(Exercise requirements) Copy each line containing the word "Menüs" from the records that follow, please.

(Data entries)
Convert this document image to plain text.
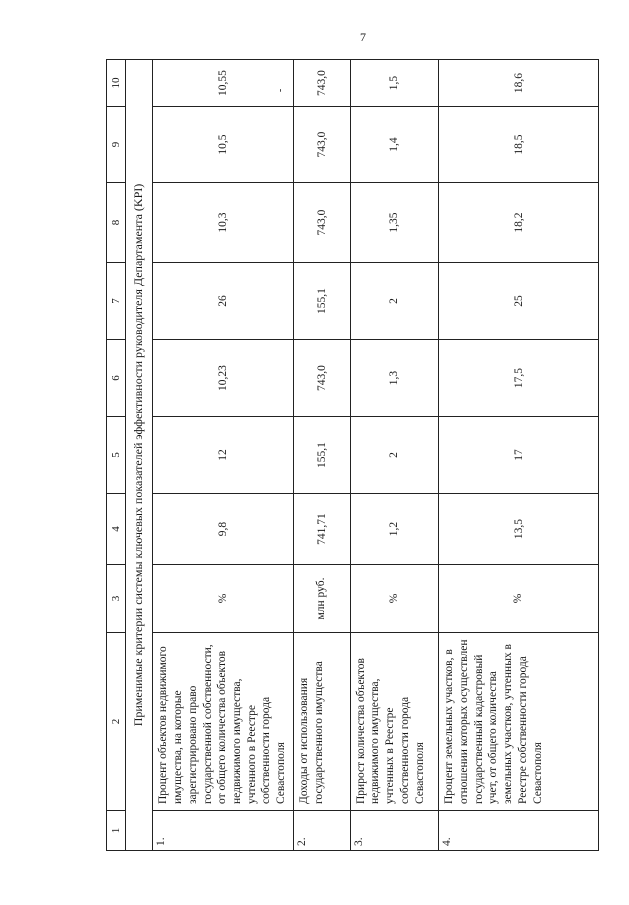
7
-
1	2	3	4	5	6	7	8	9	10
Применимые критерии системы ключевых показателей эффективности руководителя Департамента (KPI)									
1.	Процент объектов недвижимого имущества, на которые зарегистрировано право государственной собственности, от общего количества объектов недвижимого имущества, учтенного в Реестре собственности города Севастополя	%	9,8	12	10,23	26	10,3	10,5	10,55
2.	Доходы от использования государственного имущества	млн руб.	741,71	155,1	743,0	155,1	743,0	743,0	743,0
3.	Прирост количества объектов недвижимого имущества, учтенных в Реестре собственности города Севастополя	%	1,2	2	1,3	2	1,35	1,4	1,5
4.	Процент земельных участков, в отношении которых осуществлен государственный кадастровый учет, от общего количества земельных участков, учтенных в Реестре собственности города Севастополя	%	13,5	17	17,5	25	18,2	18,5	18,6
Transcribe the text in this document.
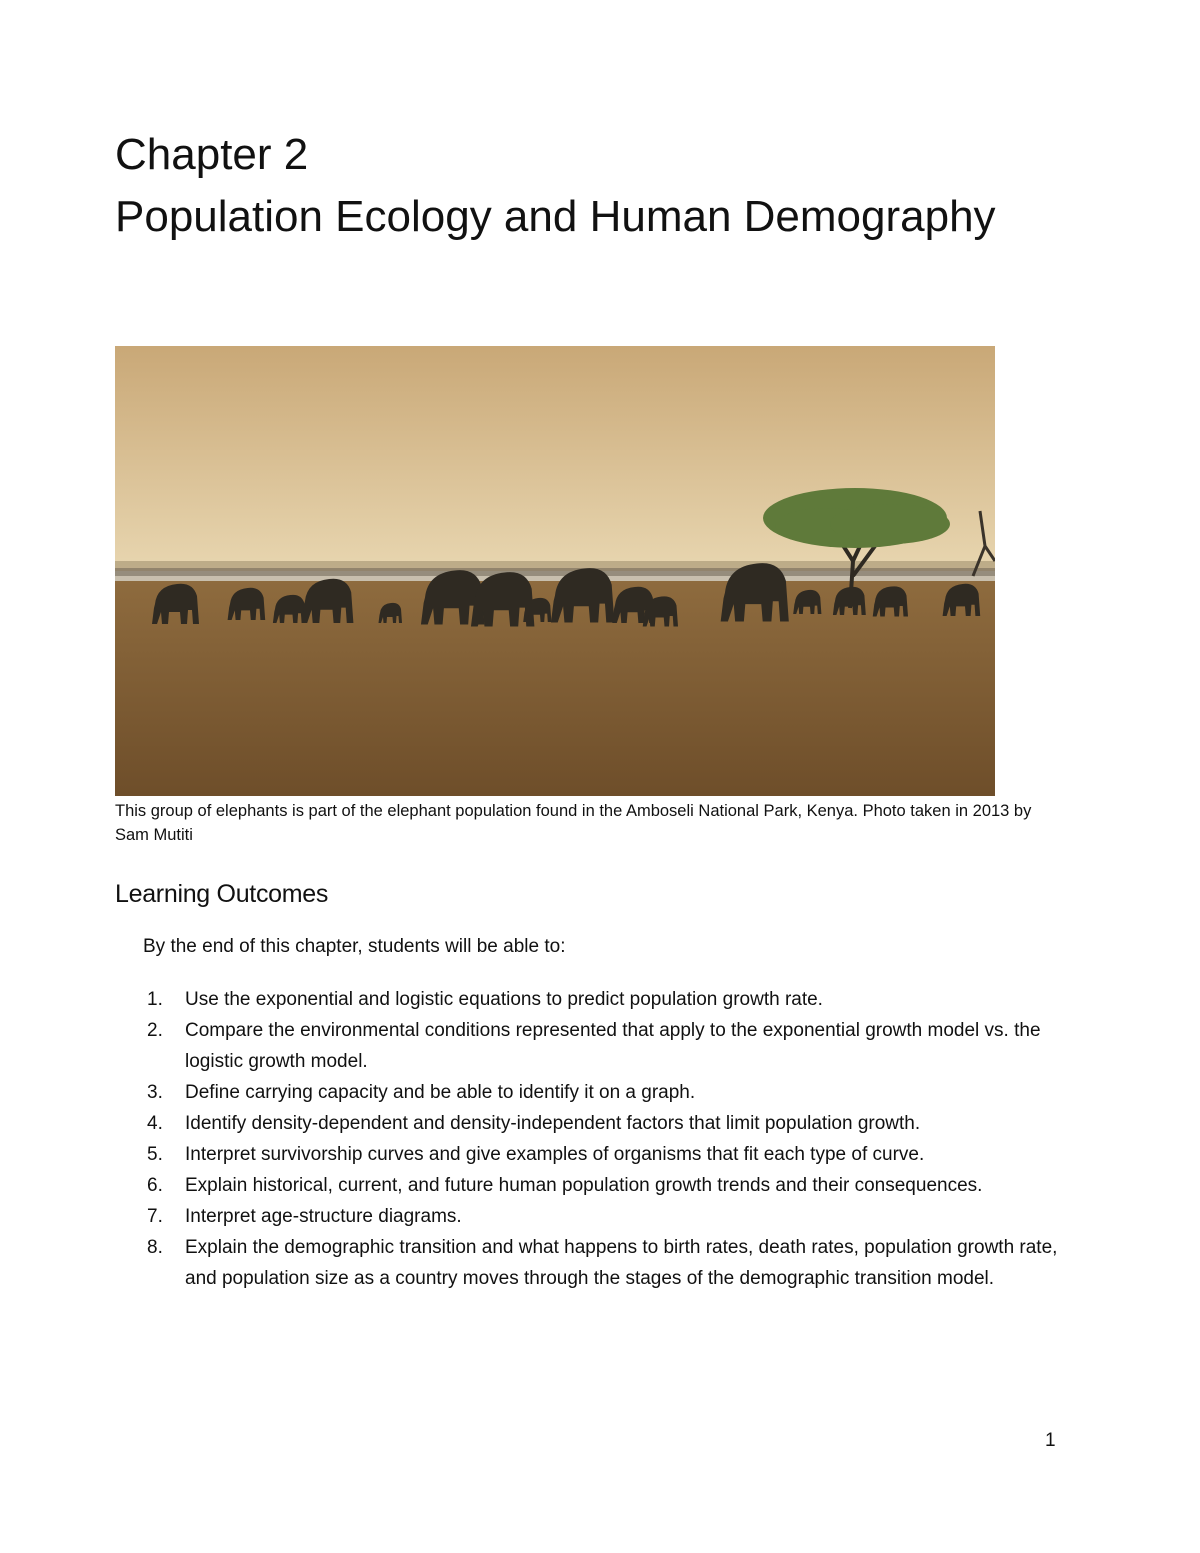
Chapter 2
Population Ecology and Human Demography
This group of elephants is part of the elephant population found in the Amboseli National Park, Kenya. Photo taken in 2013 by Sam Mutiti
Learning Outcomes
By the end of this chapter, students will be able to:
1. Use the exponential and logistic equations to predict population growth rate.
2. Compare the environmental conditions represented that apply to the exponential growth model vs. the logistic growth model.
3. Define carrying capacity and be able to identify it on a graph.
4. Identify density-dependent and density-independent factors that limit population growth.
5. Interpret survivorship curves and give examples of organisms that fit each type of curve.
6. Explain historical, current, and future human population growth trends and their consequences.
7. Interpret age-structure diagrams.
8. Explain the demographic transition and what happens to birth rates, death rates, population growth rate, and population size as a country moves through the stages of the demographic transition model.
1
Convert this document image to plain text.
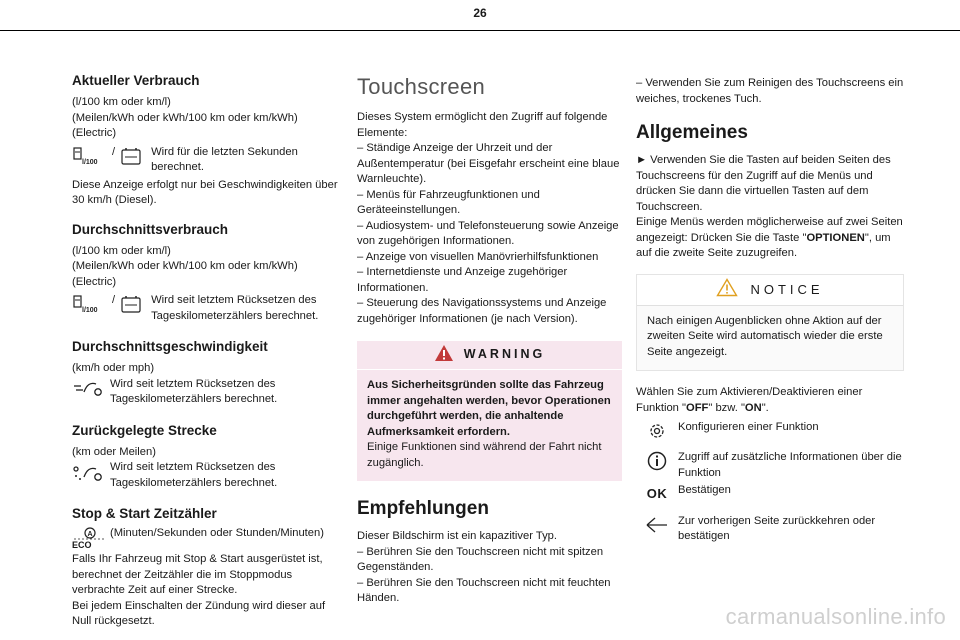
26
Aktueller Verbrauch

(l/100 km oder km/l)

(Meilen/kWh oder kWh/100 km oder km/kWh) (Electric)

l/100
/	Wird für die letzten Sekunden berechnet.

Diese Anzeige erfolgt nur bei Geschwindigkeiten über 30 km/h (Diesel).

Durchschnittsverbrauch

(l/100 km oder km/l)

(Meilen/kWh oder kWh/100 km oder km/kWh) (Electric)

l/100
/	Wird seit letztem Rücksetzen des Tageskilometerzählers berechnet.
Durchschnittsgeschwindigkeit

(km/h oder mph)

Wird seit letztem Rücksetzen des Tageskilometerzählers berechnet.
Zurückgelegte Strecke

(km oder Meilen)

Wird seit letztem Rücksetzen des Tageskilometerzählers berechnet.
Stop & Start Zeitzähler
A
ECO
(Minuten/Sekunden oder Stunden/Minuten)

Falls Ihr Fahrzeug mit Stop & Start ausgerüstet ist, berechnet der Zeitzähler die im Stoppmodus verbrachte Zeit auf einer Strecke.

Bei jedem Einschalten der Zündung wird dieser auf Null rückgesetzt.

Touchscreen

Dieses System ermöglicht den Zugriff auf folgende Elemente:

– Ständige Anzeige der Uhrzeit und der Außentemperatur (bei Eisgefahr erscheint eine blaue Warnleuchte).

– Menüs für Fahrzeugfunktionen und Geräteeinstellungen.

– Audiosystem- und Telefonsteuerung sowie Anzeige von zugehörigen Informationen.

– Anzeige von visuellen Manövrierhilfsfunktionen

– Internetdienste und Anzeige zugehöriger Informationen.

– Steuerung des Navigationssystems und Anzeige zugehöriger Informationen (je nach Version).

WARNING

Aus Sicherheitsgründen sollte das Fahrzeug immer angehalten werden, bevor Operationen durchgeführt werden, die anhaltende Aufmerksamkeit erfordern.

Einige Funktionen sind während der Fahrt nicht zugänglich.

Empfehlungen

Dieser Bildschirm ist ein kapazitiver Typ.

– Berühren Sie den Touchscreen nicht mit spitzen Gegenständen.

– Berühren Sie den Touchscreen nicht mit feuchten Händen.

– Verwenden Sie zum Reinigen des Touchscreens ein weiches, trockenes Tuch.

Allgemeines

► Verwenden Sie die Tasten auf beiden Seiten des Touchscreens für den Zugriff auf die Menüs und drücken Sie dann die virtuellen Tasten auf dem Touchscreen.

Einige Menüs werden möglicherweise auf zwei Seiten angezeigt: Drücken Sie die Taste "OPTIONEN", um auf die zweite Seite zuzugreifen.

NOTICE

Nach einigen Augenblicken ohne Aktion auf der zweiten Seite wird automatisch wieder die erste Seite angezeigt.

Wählen Sie zum Aktivieren/Deaktivieren einer Funktion "OFF" bzw. "ON".

Konfigurieren einer Funktion
Zugriff auf zusätzliche Informationen über die Funktion
OK Bestätigen
Zur vorherigen Seite zurückkehren oder bestätigen
carmanualsonline.info
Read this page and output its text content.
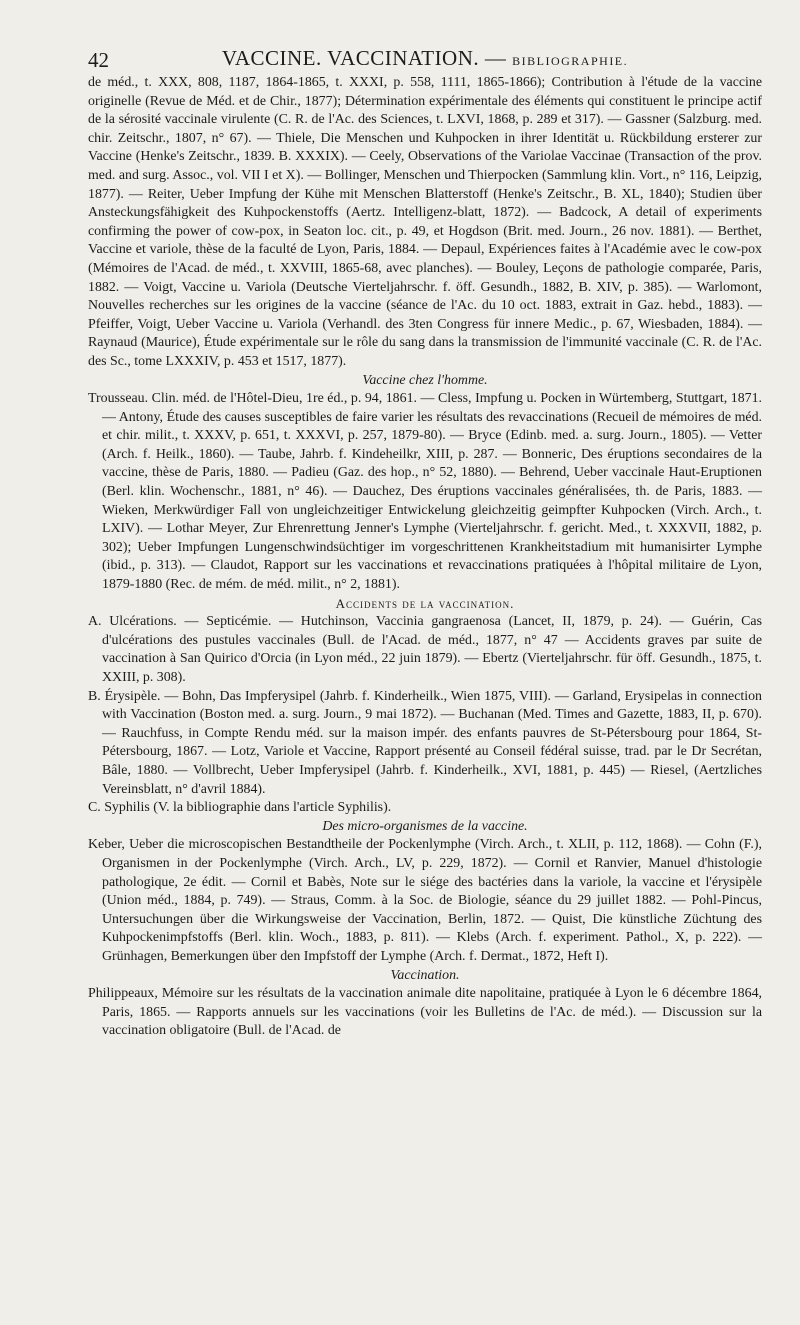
42	VACCINE. VACCINATION. — BIBLIOGRAPHIE.

de méd., t. XXX, 808, 1187, 1864-1865, t. XXXI, p. 558, 1111, 1865-1866); Contribution à l'étude de la vaccine originelle (Revue de Méd. et de Chir., 1877); Détermination expérimentale des éléments qui constituent le principe actif de la sérosité vaccinale virulente (C. R. de l'Ac. des Sciences, t. LXVI, 1868, p. 289 et 317). — Gassner (Salzburg. med. chir. Zeitschr., 1807, n° 67). — Thiele, Die Menschen und Kuhpocken in ihrer Identität u. Rückbildung ersterer zur Vaccine (Henke's Zeitschr., 1839. B. XXXIX). — Ceely, Observations of the Variolae Vaccinae (Transaction of the prov. med. and surg. Assoc., vol. VII I et X). — Bollinger, Menschen und Thierpocken (Sammlung klin. Vort., n° 116, Leipzig, 1877). — Reiter, Ueber Impfung der Kühe mit Menschen Blatterstoff (Henke's Zeitschr., B. XL, 1840); Studien über Ansteckungsfähigkeit des Kuhpockenstoffs (Aertz. Intelligenz-blatt, 1872). — Badcock, A detail of experiments confirming the power of cow-pox, in Seaton loc. cit., p. 49, et Hogdson (Brit. med. Journ., 26 nov. 1881). — Berthet, Vaccine et variole, thèse de la faculté de Lyon, Paris, 1884. — Depaul, Expériences faites à l'Académie avec le cow-pox (Mémoires de l'Acad. de méd., t. XXVIII, 1865-68, avec planches). — Bouley, Leçons de pathologie comparée, Paris, 1882. — Voigt, Vaccine u. Variola (Deutsche Vierteljahrschr. f. öff. Gesundh., 1882, B. XIV, p. 385). — Warlomont, Nouvelles recherches sur les origines de la vaccine (séance de l'Ac. du 10 oct. 1883, extrait in Gaz. hebd., 1883). — Pfeiffer, Voigt, Ueber Vaccine u. Variola (Verhandl. des 3ten Congress für innere Medic., p. 67, Wiesbaden, 1884). — Raynaud (Maurice), Étude expérimentale sur le rôle du sang dans la transmission de l'immunité vaccinale (C. R. de l'Ac. des Sc., tome LXXXIV, p. 453 et 1517, 1877).

Vaccine chez l'homme.

Trousseau. Clin. méd. de l'Hôtel-Dieu, 1re éd., p. 94, 1861. — Cless, Impfung u. Pocken in Würtemberg, Stuttgart, 1871. — Antony, Étude des causes susceptibles de faire varier les résultats des revaccinations (Recueil de mémoires de méd. et chir. milit., t. XXXV, p. 651, t. XXXVI, p. 257, 1879-80). — Bryce (Edinb. med. a. surg. Journ., 1805). — Vetter (Arch. f. Heilk., 1860). — Taube, Jahrb. f. Kindeheilkr, XIII, p. 287. — Bonneric, Des éruptions secondaires de la vaccine, thèse de Paris, 1880. — Padieu (Gaz. des hop., n° 52, 1880). — Behrend, Ueber vaccinale Haut-Eruptionen (Berl. klin. Wochenschr., 1881, n° 46). — Dauchez, Des éruptions vaccinales généralisées, th. de Paris, 1883. — Wieken, Merkwürdiger Fall von ungleichzeitiger Entwickelung gleichzeitig geimpfter Kuhpocken (Virch. Arch., t. LXIV). — Lothar Meyer, Zur Ehrenrettung Jenner's Lymphe (Vierteljahrschr. f. gericht. Med., t. XXXVII, 1882, p. 302); Ueber Impfungen Lungenschwindsüchtiger im vorgeschrittenen Krankheitstadium mit humanisirter Lymphe (ibid., p. 313). — Claudot, Rapport sur les vaccinations et revaccinations pratiquées à l'hôpital militaire de Lyon, 1879-1880 (Rec. de mém. de méd. milit., n° 2, 1881).

Accidents de la vaccination.

A. Ulcérations. — Septicémie. — Hutchinson, Vaccinia gangraenosa (Lancet, II, 1879, p. 24). — Guérin, Cas d'ulcérations des pustules vaccinales (Bull. de l'Acad. de méd., 1877, n° 47 — Accidents graves par suite de vaccination à San Quirico d'Orcia (in Lyon méd., 22 juin 1879). — Ebertz (Vierteljahrschr. für öff. Gesundh., 1875, t. XXIII, p. 308).

B. Érysipèle. — Bohn, Das Impferysipel (Jahrb. f. Kinderheilk., Wien 1875, VIII). — Garland, Erysipelas in connection with Vaccination (Boston med. a. surg. Journ., 9 mai 1872). — Buchanan (Med. Times and Gazette, 1883, II, p. 670). — Rauchfuss, in Compte Rendu méd. sur la maison impér. des enfants pauvres de St-Pétersbourg pour 1864, St-Pétersbourg, 1867. — Lotz, Variole et Vaccine, Rapport présenté au Conseil fédéral suisse, trad. par le Dr Secrétan, Bâle, 1880. — Vollbrecht, Ueber Impferysipel (Jahrb. f. Kinderheilk., XVI, 1881, p. 445) — Riesel, (Aertzliches Vereinsblatt, n° d'avril 1884).

C. Syphilis (V. la bibliographie dans l'article Syphilis).

Des micro-organismes de la vaccine.

Keber, Ueber die microscopischen Bestandtheile der Pockenlymphe (Virch. Arch., t. XLII, p. 112, 1868). — Cohn (F.), Organismen in der Pockenlymphe (Virch. Arch., LV, p. 229, 1872). — Cornil et Ranvier, Manuel d'histologie pathologique, 2e édit. — Cornil et Babès, Note sur le siége des bactéries dans la variole, la vaccine et l'érysipèle (Union méd., 1884, p. 749). — Straus, Comm. à la Soc. de Biologie, séance du 29 juillet 1882. — Pohl-Pincus, Untersuchungen über die Wirkungsweise der Vaccination, Berlin, 1872. — Quist, Die künstliche Züchtung des Kuhpockenimpfstoffs (Berl. klin. Woch., 1883, p. 811). — Klebs (Arch. f. experiment. Pathol., X, p. 222). — Grünhagen, Bemerkungen über den Impfstoff der Lymphe (Arch. f. Dermat., 1872, Heft I).

Vaccination.

Philippeaux, Mémoire sur les résultats de la vaccination animale dite napolitaine, pratiquée à Lyon le 6 décembre 1864, Paris, 1865. — Rapports annuels sur les vaccinations (voir les Bulletins de l'Ac. de méd.). — Discussion sur la vaccination obligatoire (Bull. de l'Acad. de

(Output of the task)
– Menüs für Fahrzeugfunktionen und Geräteeinstellungen.
► Verwenden Sie die Tasten auf beiden Seiten des Touchscreens für den Zugriff auf die Menüs und drücken Sie dann die virtuellen Tasten auf dem Touchscreen.
Einige Menüs werden möglicherweise auf zwei Seiten angezeigt: Drücken Sie die Taste "OPTIONEN", um auf die zweite Seite zuzugreifen.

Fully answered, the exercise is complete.